=== Information supplied ===
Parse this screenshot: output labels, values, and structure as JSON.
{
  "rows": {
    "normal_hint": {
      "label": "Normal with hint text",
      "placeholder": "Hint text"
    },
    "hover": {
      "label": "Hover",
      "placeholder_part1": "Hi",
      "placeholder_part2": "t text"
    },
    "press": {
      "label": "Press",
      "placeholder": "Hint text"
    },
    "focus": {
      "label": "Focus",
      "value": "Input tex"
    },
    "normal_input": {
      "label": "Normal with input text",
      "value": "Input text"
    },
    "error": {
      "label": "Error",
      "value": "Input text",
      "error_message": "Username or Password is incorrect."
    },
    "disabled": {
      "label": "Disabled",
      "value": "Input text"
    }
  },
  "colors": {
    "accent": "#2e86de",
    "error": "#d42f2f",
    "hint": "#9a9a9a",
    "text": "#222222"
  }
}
===
> _What the task asks_: All of the data must be returned exactly.

> _Written solution_:
Parse this screenshot: output labels, values, and structure as JSON.
{
  "rows": {
    "normal_hint": {
      "label": "Normal with hint text",
      "placeholder": "Hint text"
    },
    "hover": {
      "label": "Hover",
      "placeholder_part1": "Hi",
      "placeholder_part2": "t text"
    },
    "press": {
      "label": "Press",
      "placeholder": "Hint text"
    },
    "focus": {
      "label": "Focus",
      "value": "Input tex"
    },
    "normal_input": {
      "label": "Normal with input text",
      "value": "Input text"
    },
    "error": {
      "label": "Error",
      "value": "Input text",
      "error_message": "Username or Password is incorrect."
    },
    "disabled": {
      "label": "Disabled",
      "value": "Input text"
    }
  },
  "colors": {
    "accent": "#2e86de",
    "error": "#d42f2f",
    "hint": "#9a9a9a",
    "text": "#222222"
  }
}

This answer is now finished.